***** PROVIDED RECORDS
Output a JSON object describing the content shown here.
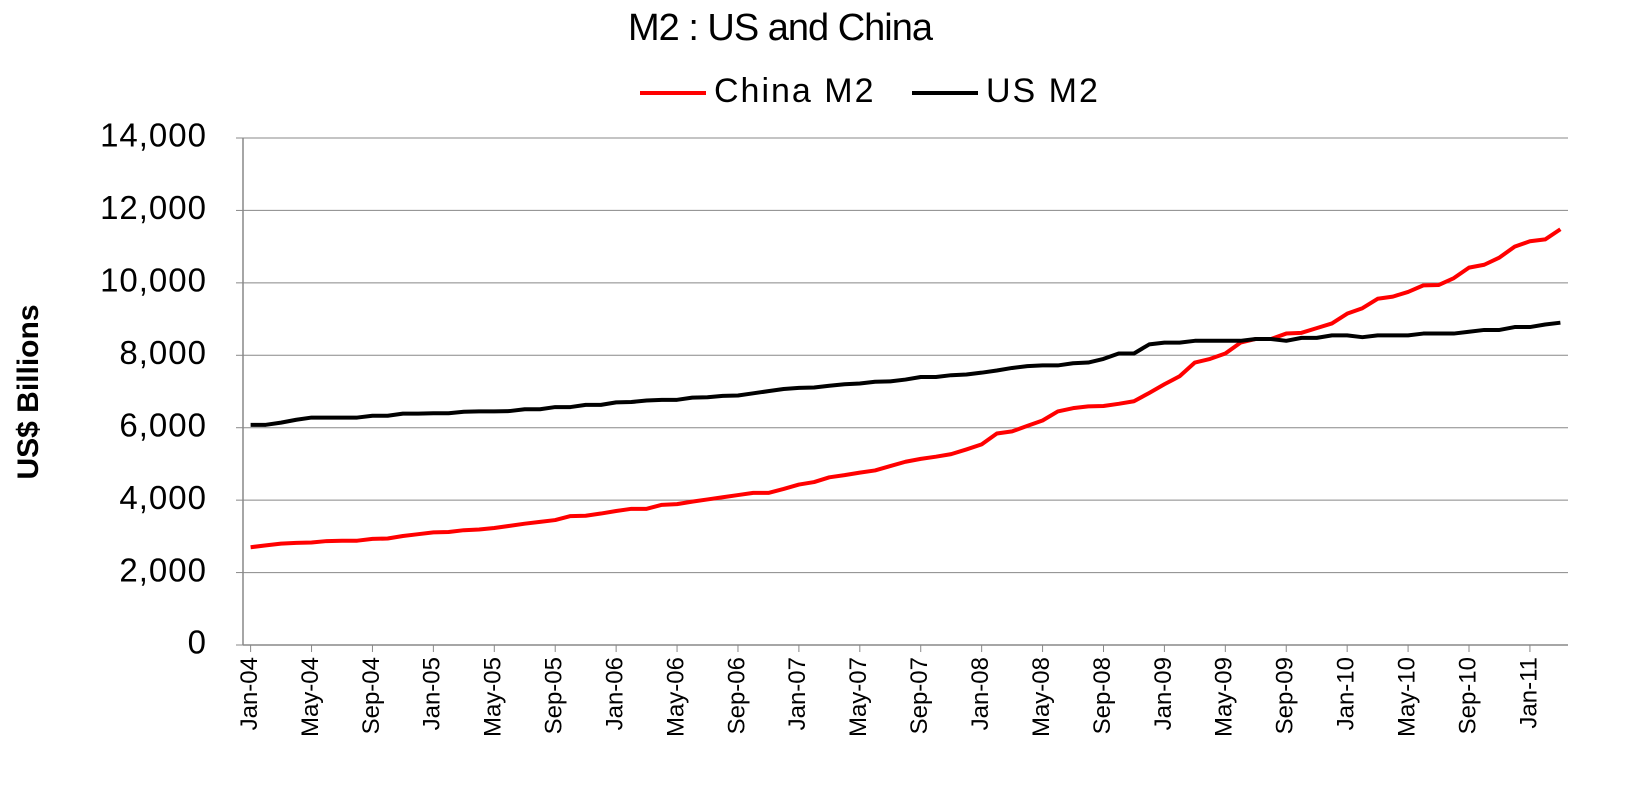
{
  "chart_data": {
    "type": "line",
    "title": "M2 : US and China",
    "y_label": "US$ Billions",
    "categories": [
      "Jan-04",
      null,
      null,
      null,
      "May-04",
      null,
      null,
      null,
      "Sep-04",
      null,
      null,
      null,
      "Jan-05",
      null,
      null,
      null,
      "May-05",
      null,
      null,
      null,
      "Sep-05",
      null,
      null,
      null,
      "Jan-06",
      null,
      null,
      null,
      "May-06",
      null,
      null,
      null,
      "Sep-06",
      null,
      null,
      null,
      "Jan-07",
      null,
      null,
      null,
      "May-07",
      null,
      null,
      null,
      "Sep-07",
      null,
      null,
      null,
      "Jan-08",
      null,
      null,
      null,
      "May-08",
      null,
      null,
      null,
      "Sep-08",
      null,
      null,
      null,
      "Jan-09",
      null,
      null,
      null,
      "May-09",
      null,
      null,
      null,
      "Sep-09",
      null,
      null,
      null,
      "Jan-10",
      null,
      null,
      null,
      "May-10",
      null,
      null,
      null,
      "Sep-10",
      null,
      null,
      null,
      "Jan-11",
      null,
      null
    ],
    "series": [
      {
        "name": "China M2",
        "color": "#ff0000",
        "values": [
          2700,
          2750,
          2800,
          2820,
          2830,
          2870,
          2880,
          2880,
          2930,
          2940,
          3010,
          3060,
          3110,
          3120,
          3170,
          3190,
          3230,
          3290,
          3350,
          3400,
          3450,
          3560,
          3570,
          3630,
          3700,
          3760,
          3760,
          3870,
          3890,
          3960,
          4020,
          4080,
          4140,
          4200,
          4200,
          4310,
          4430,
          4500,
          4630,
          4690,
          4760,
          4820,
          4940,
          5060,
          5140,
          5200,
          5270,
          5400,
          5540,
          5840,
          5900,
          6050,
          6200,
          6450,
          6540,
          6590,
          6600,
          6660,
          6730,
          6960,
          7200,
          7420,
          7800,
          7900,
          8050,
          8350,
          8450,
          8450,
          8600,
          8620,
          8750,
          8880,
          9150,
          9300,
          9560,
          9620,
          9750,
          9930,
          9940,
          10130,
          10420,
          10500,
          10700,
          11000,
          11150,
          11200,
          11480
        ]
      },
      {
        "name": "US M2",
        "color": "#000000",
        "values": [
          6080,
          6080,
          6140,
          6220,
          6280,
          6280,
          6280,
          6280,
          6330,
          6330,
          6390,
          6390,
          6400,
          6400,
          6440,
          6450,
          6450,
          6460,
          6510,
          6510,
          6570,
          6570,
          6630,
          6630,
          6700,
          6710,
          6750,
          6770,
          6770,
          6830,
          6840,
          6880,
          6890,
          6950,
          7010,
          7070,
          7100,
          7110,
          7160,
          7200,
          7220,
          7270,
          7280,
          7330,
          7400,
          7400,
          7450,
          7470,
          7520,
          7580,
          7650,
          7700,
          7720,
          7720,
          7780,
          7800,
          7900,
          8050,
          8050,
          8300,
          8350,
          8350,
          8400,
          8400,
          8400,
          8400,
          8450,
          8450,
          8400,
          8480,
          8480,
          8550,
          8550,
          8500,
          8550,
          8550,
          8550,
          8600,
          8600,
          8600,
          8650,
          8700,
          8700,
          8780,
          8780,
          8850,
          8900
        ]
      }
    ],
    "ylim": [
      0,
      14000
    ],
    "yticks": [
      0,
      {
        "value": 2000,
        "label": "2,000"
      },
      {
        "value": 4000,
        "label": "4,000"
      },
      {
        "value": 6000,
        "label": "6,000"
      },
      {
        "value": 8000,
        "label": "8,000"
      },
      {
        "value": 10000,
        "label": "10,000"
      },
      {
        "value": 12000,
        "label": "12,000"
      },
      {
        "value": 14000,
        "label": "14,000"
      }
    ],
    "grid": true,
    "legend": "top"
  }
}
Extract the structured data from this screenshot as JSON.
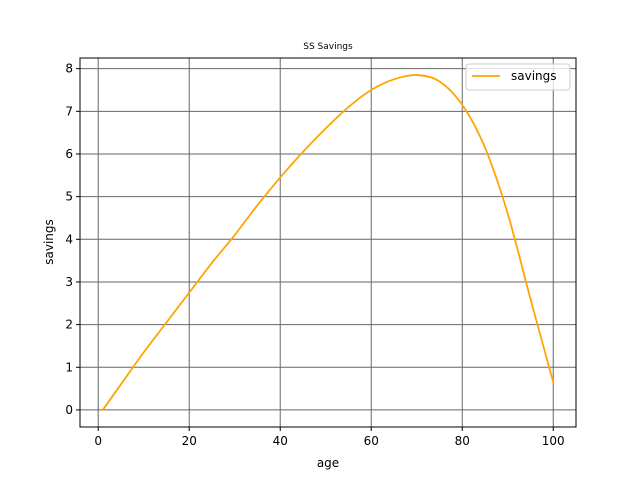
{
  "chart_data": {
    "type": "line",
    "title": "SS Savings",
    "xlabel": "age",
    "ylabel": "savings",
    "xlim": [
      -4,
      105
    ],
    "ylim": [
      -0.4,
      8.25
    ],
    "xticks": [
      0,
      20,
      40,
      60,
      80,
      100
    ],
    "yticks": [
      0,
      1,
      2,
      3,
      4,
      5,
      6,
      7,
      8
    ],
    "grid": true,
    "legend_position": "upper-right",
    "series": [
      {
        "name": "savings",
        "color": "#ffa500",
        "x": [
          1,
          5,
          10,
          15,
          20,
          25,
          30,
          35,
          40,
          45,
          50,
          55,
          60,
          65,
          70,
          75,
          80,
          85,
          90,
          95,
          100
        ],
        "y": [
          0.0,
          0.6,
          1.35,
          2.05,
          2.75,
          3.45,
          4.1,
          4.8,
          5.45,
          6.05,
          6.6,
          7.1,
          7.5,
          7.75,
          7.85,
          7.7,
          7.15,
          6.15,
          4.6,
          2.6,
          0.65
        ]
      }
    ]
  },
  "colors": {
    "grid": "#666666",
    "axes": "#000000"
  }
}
**********
# [STATED TASK]
All of the entries above should be duplicated exactly, except for the pictures.

# [SOLUTION FOR THIS PROBLEM]
Output a JSON object describing the content shown here.
{
  "chart_data": {
    "type": "line",
    "title": "M2 : US and China",
    "y_label": "US$ Billions",
    "categories": [
      "Jan-04",
      null,
      null,
      null,
      "May-04",
      null,
      null,
      null,
      "Sep-04",
      null,
      null,
      null,
      "Jan-05",
      null,
      null,
      null,
      "May-05",
      null,
      null,
      null,
      "Sep-05",
      null,
      null,
      null,
      "Jan-06",
      null,
      null,
      null,
      "May-06",
      null,
      null,
      null,
      "Sep-06",
      null,
      null,
      null,
      "Jan-07",
      null,
      null,
      null,
      "May-07",
      null,
      null,
      null,
      "Sep-07",
      null,
      null,
      null,
      "Jan-08",
      null,
      null,
      null,
      "May-08",
      null,
      null,
      null,
      "Sep-08",
      null,
      null,
      null,
      "Jan-09",
      null,
      null,
      null,
      "May-09",
      null,
      null,
      null,
      "Sep-09",
      null,
      null,
      null,
      "Jan-10",
      null,
      null,
      null,
      "May-10",
      null,
      null,
      null,
      "Sep-10",
      null,
      null,
      null,
      "Jan-11",
      null,
      null
    ],
    "series": [
      {
        "name": "China M2",
        "color": "#ff0000",
        "values": [
          2700,
          2750,
          2800,
          2820,
          2830,
          2870,
          2880,
          2880,
          2930,
          2940,
          3010,
          3060,
          3110,
          3120,
          3170,
          3190,
          3230,
          3290,
          3350,
          3400,
          3450,
          3560,
          3570,
          3630,
          3700,
          3760,
          3760,
          3870,
          3890,
          3960,
          4020,
          4080,
          4140,
          4200,
          4200,
          4310,
          4430,
          4500,
          4630,
          4690,
          4760,
          4820,
          4940,
          5060,
          5140,
          5200,
          5270,
          5400,
          5540,
          5840,
          5900,
          6050,
          6200,
          6450,
          6540,
          6590,
          6600,
          6660,
          6730,
          6960,
          7200,
          7420,
          7800,
          7900,
          8050,
          8350,
          8450,
          8450,
          8600,
          8620,
          8750,
          8880,
          9150,
          9300,
          9560,
          9620,
          9750,
          9930,
          9940,
          10130,
          10420,
          10500,
          10700,
          11000,
          11150,
          11200,
          11480
        ]
      },
      {
        "name": "US M2",
        "color": "#000000",
        "values": [
          6080,
          6080,
          6140,
          6220,
          6280,
          6280,
          6280,
          6280,
          6330,
          6330,
          6390,
          6390,
          6400,
          6400,
          6440,
          6450,
          6450,
          6460,
          6510,
          6510,
          6570,
          6570,
          6630,
          6630,
          6700,
          6710,
          6750,
          6770,
          6770,
          6830,
          6840,
          6880,
          6890,
          6950,
          7010,
          7070,
          7100,
          7110,
          7160,
          7200,
          7220,
          7270,
          7280,
          7330,
          7400,
          7400,
          7450,
          7470,
          7520,
          7580,
          7650,
          7700,
          7720,
          7720,
          7780,
          7800,
          7900,
          8050,
          8050,
          8300,
          8350,
          8350,
          8400,
          8400,
          8400,
          8400,
          8450,
          8450,
          8400,
          8480,
          8480,
          8550,
          8550,
          8500,
          8550,
          8550,
          8550,
          8600,
          8600,
          8600,
          8650,
          8700,
          8700,
          8780,
          8780,
          8850,
          8900
        ]
      }
    ],
    "ylim": [
      0,
      14000
    ],
    "yticks": [
      0,
      {
        "value": 2000,
        "label": "2,000"
      },
      {
        "value": 4000,
        "label": "4,000"
      },
      {
        "value": 6000,
        "label": "6,000"
      },
      {
        "value": 8000,
        "label": "8,000"
      },
      {
        "value": 10000,
        "label": "10,000"
      },
      {
        "value": 12000,
        "label": "12,000"
      },
      {
        "value": 14000,
        "label": "14,000"
      }
    ],
    "grid": true,
    "legend": "top"
  }
}
Extract the structured data from this screenshot as JSON.
{
  "chart_data": {
    "type": "line",
    "title": "SS Savings",
    "xlabel": "age",
    "ylabel": "savings",
    "xlim": [
      -4,
      105
    ],
    "ylim": [
      -0.4,
      8.25
    ],
    "xticks": [
      0,
      20,
      40,
      60,
      80,
      100
    ],
    "yticks": [
      0,
      1,
      2,
      3,
      4,
      5,
      6,
      7,
      8
    ],
    "grid": true,
    "legend_position": "upper-right",
    "series": [
      {
        "name": "savings",
        "color": "#ffa500",
        "x": [
          1,
          5,
          10,
          15,
          20,
          25,
          30,
          35,
          40,
          45,
          50,
          55,
          60,
          65,
          70,
          75,
          80,
          85,
          90,
          95,
          100
        ],
        "y": [
          0.0,
          0.6,
          1.35,
          2.05,
          2.75,
          3.45,
          4.1,
          4.8,
          5.45,
          6.05,
          6.6,
          7.1,
          7.5,
          7.75,
          7.85,
          7.7,
          7.15,
          6.15,
          4.6,
          2.6,
          0.65
        ]
      }
    ]
  },
  "colors": {
    "grid": "#666666",
    "axes": "#000000"
  }
}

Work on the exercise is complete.